> [Exercise objective] Copy the entries below exactly. Images do not belong in the copy.

> [Supplied entries]
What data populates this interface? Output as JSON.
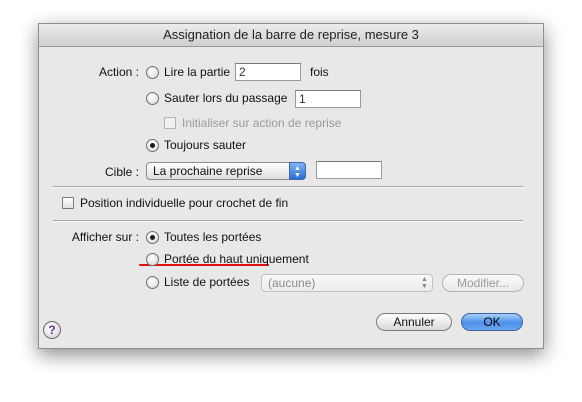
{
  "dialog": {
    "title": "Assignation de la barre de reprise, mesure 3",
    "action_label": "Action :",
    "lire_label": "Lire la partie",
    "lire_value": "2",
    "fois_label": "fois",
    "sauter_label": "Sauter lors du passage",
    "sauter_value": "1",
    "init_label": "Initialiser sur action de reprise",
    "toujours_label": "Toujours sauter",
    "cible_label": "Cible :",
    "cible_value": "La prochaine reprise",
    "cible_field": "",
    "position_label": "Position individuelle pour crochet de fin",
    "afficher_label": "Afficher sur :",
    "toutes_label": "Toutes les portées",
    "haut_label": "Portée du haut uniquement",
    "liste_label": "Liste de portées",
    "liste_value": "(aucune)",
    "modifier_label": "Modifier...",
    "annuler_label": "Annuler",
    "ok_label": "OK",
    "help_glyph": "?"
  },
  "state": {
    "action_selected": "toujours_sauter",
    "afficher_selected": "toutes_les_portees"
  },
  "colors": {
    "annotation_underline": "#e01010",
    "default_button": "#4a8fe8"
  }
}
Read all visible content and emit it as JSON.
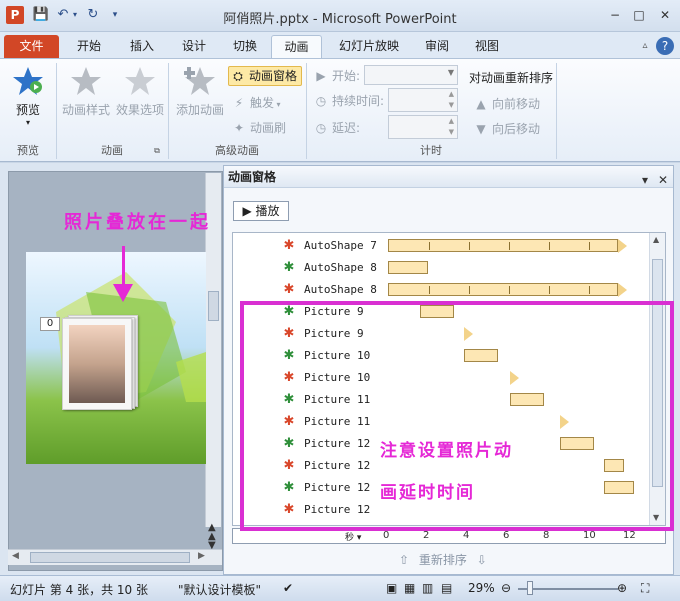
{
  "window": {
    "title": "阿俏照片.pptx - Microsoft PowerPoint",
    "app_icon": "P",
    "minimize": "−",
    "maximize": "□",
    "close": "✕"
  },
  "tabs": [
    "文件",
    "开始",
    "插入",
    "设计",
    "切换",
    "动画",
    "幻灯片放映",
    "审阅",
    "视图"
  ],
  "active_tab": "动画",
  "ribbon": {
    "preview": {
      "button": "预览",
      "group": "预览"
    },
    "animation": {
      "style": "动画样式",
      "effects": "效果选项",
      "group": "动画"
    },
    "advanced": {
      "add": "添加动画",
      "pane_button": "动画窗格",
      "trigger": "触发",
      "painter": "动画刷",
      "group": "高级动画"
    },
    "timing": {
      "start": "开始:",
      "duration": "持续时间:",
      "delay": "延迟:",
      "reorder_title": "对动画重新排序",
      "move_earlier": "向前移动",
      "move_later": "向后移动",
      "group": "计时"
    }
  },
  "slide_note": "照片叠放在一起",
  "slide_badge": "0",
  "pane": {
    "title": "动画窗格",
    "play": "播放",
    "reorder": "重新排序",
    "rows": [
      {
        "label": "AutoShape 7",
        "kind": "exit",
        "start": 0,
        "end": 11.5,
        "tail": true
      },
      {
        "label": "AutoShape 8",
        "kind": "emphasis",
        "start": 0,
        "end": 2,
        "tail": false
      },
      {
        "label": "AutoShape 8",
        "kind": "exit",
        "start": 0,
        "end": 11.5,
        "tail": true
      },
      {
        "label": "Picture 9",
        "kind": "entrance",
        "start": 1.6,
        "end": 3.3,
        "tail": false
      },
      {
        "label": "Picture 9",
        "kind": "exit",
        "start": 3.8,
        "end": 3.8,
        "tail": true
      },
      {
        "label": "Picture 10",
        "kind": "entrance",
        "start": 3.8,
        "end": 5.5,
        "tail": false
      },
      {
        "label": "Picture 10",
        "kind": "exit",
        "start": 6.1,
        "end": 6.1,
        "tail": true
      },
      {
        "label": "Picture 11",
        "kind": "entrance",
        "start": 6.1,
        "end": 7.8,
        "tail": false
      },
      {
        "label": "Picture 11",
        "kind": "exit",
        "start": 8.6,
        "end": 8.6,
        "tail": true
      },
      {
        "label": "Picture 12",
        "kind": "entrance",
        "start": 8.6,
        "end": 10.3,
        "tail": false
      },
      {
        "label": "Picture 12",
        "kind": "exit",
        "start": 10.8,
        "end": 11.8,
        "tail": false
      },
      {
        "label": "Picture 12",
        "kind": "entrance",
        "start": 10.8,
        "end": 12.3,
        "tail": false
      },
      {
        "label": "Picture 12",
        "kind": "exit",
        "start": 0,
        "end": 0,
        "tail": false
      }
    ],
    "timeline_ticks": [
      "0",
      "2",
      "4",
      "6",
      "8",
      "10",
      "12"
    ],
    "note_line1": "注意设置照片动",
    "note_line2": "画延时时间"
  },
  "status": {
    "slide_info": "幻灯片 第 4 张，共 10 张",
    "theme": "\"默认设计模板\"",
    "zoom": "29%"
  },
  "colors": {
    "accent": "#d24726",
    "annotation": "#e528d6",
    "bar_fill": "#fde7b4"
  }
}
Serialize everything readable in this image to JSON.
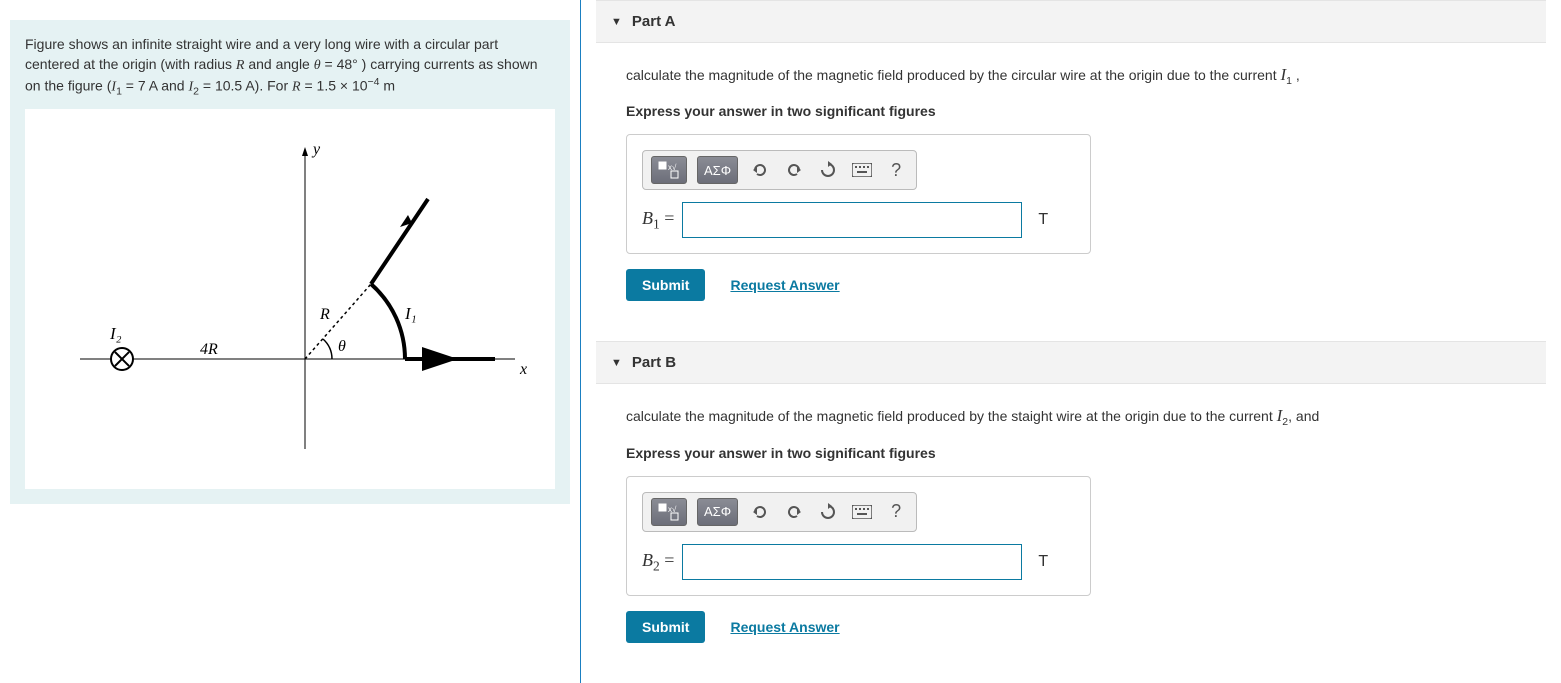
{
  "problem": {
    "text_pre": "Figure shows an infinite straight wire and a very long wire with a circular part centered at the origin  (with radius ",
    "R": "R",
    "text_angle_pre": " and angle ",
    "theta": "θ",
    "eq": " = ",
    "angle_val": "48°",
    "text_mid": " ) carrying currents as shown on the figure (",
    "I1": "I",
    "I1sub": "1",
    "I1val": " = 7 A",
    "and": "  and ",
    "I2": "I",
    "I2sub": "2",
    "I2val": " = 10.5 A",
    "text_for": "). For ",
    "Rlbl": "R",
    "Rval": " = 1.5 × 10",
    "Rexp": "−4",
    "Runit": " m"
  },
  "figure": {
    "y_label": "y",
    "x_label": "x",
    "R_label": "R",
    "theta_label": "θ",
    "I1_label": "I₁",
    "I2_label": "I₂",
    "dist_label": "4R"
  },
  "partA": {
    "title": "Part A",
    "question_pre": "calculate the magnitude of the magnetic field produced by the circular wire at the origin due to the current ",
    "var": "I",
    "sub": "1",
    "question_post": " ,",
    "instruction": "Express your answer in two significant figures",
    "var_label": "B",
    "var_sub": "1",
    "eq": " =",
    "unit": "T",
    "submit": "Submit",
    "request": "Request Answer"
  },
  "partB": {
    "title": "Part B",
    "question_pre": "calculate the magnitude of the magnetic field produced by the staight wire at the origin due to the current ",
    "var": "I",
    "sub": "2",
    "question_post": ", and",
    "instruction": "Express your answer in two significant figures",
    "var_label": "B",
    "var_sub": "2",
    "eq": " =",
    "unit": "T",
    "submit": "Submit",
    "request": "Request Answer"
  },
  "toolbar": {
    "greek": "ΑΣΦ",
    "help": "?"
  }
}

> [Finished task]
What data populates this interface? Output as JSON.
{
  "dialog": {
    "title": "Assignation de la barre de reprise, mesure 3",
    "action_label": "Action :",
    "lire_label": "Lire la partie",
    "lire_value": "2",
    "fois_label": "fois",
    "sauter_label": "Sauter lors du passage",
    "sauter_value": "1",
    "init_label": "Initialiser sur action de reprise",
    "toujours_label": "Toujours sauter",
    "cible_label": "Cible :",
    "cible_value": "La prochaine reprise",
    "cible_field": "",
    "position_label": "Position individuelle pour crochet de fin",
    "afficher_label": "Afficher sur :",
    "toutes_label": "Toutes les portées",
    "haut_label": "Portée du haut uniquement",
    "liste_label": "Liste de portées",
    "liste_value": "(aucune)",
    "modifier_label": "Modifier...",
    "annuler_label": "Annuler",
    "ok_label": "OK",
    "help_glyph": "?"
  },
  "state": {
    "action_selected": "toujours_sauter",
    "afficher_selected": "toutes_les_portees"
  },
  "colors": {
    "annotation_underline": "#e01010",
    "default_button": "#4a8fe8"
  }
}
Read all visible content and emit it as JSON.
{
  "window": {
    "title": "阿俏照片.pptx - Microsoft PowerPoint",
    "app_icon": "P",
    "minimize": "−",
    "maximize": "□",
    "close": "✕"
  },
  "tabs": [
    "文件",
    "开始",
    "插入",
    "设计",
    "切换",
    "动画",
    "幻灯片放映",
    "审阅",
    "视图"
  ],
  "active_tab": "动画",
  "ribbon": {
    "preview": {
      "button": "预览",
      "group": "预览"
    },
    "animation": {
      "style": "动画样式",
      "effects": "效果选项",
      "group": "动画"
    },
    "advanced": {
      "add": "添加动画",
      "pane_button": "动画窗格",
      "trigger": "触发",
      "painter": "动画刷",
      "group": "高级动画"
    },
    "timing": {
      "start": "开始:",
      "duration": "持续时间:",
      "delay": "延迟:",
      "reorder_title": "对动画重新排序",
      "move_earlier": "向前移动",
      "move_later": "向后移动",
      "group": "计时"
    }
  },
  "slide_note": "照片叠放在一起",
  "slide_badge": "0",
  "pane": {
    "title": "动画窗格",
    "play": "播放",
    "reorder": "重新排序",
    "rows": [
      {
        "label": "AutoShape 7",
        "kind": "exit",
        "start": 0,
        "end": 11.5,
        "tail": true
      },
      {
        "label": "AutoShape 8",
        "kind": "emphasis",
        "start": 0,
        "end": 2,
        "tail": false
      },
      {
        "label": "AutoShape 8",
        "kind": "exit",
        "start": 0,
        "end": 11.5,
        "tail": true
      },
      {
        "label": "Picture 9",
        "kind": "entrance",
        "start": 1.6,
        "end": 3.3,
        "tail": false
      },
      {
        "label": "Picture 9",
        "kind": "exit",
        "start": 3.8,
        "end": 3.8,
        "tail": true
      },
      {
        "label": "Picture 10",
        "kind": "entrance",
        "start": 3.8,
        "end": 5.5,
        "tail": false
      },
      {
        "label": "Picture 10",
        "kind": "exit",
        "start": 6.1,
        "end": 6.1,
        "tail": true
      },
      {
        "label": "Picture 11",
        "kind": "entrance",
        "start": 6.1,
        "end": 7.8,
        "tail": false
      },
      {
        "label": "Picture 11",
        "kind": "exit",
        "start": 8.6,
        "end": 8.6,
        "tail": true
      },
      {
        "label": "Picture 12",
        "kind": "entrance",
        "start": 8.6,
        "end": 10.3,
        "tail": false
      },
      {
        "label": "Picture 12",
        "kind": "exit",
        "start": 10.8,
        "end": 11.8,
        "tail": false
      },
      {
        "label": "Picture 12",
        "kind": "entrance",
        "start": 10.8,
        "end": 12.3,
        "tail": false
      },
      {
        "label": "Picture 12",
        "kind": "exit",
        "start": 0,
        "end": 0,
        "tail": false
      }
    ],
    "timeline_ticks": [
      "0",
      "2",
      "4",
      "6",
      "8",
      "10",
      "12"
    ],
    "note_line1": "注意设置照片动",
    "note_line2": "画延时时间"
  },
  "status": {
    "slide_info": "幻灯片 第 4 张，共 10 张",
    "theme": "\"默认设计模板\"",
    "zoom": "29%"
  },
  "colors": {
    "accent": "#d24726",
    "annotation": "#e528d6",
    "bar_fill": "#fde7b4"
  }
}
Serialize everything readable in this image to JSON.
{
  "problem": {
    "text_pre": "Figure shows an infinite straight wire and a very long wire with a circular part centered at the origin  (with radius ",
    "R": "R",
    "text_angle_pre": " and angle ",
    "theta": "θ",
    "eq": " = ",
    "angle_val": "48°",
    "text_mid": " ) carrying currents as shown on the figure (",
    "I1": "I",
    "I1sub": "1",
    "I1val": " = 7 A",
    "and": "  and ",
    "I2": "I",
    "I2sub": "2",
    "I2val": " = 10.5 A",
    "text_for": "). For ",
    "Rlbl": "R",
    "Rval": " = 1.5 × 10",
    "Rexp": "−4",
    "Runit": " m"
  },
  "figure": {
    "y_label": "y",
    "x_label": "x",
    "R_label": "R",
    "theta_label": "θ",
    "I1_label": "I₁",
    "I2_label": "I₂",
    "dist_label": "4R"
  },
  "partA": {
    "title": "Part A",
    "question_pre": "calculate the magnitude of the magnetic field produced by the circular wire at the origin due to the current ",
    "var": "I",
    "sub": "1",
    "question_post": " ,",
    "instruction": "Express your answer in two significant figures",
    "var_label": "B",
    "var_sub": "1",
    "eq": " =",
    "unit": "T",
    "submit": "Submit",
    "request": "Request Answer"
  },
  "partB": {
    "title": "Part B",
    "question_pre": "calculate the magnitude of the magnetic field produced by the staight wire at the origin due to the current ",
    "var": "I",
    "sub": "2",
    "question_post": ", and",
    "instruction": "Express your answer in two significant figures",
    "var_label": "B",
    "var_sub": "2",
    "eq": " =",
    "unit": "T",
    "submit": "Submit",
    "request": "Request Answer"
  },
  "toolbar": {
    "greek": "ΑΣΦ",
    "help": "?"
  }
}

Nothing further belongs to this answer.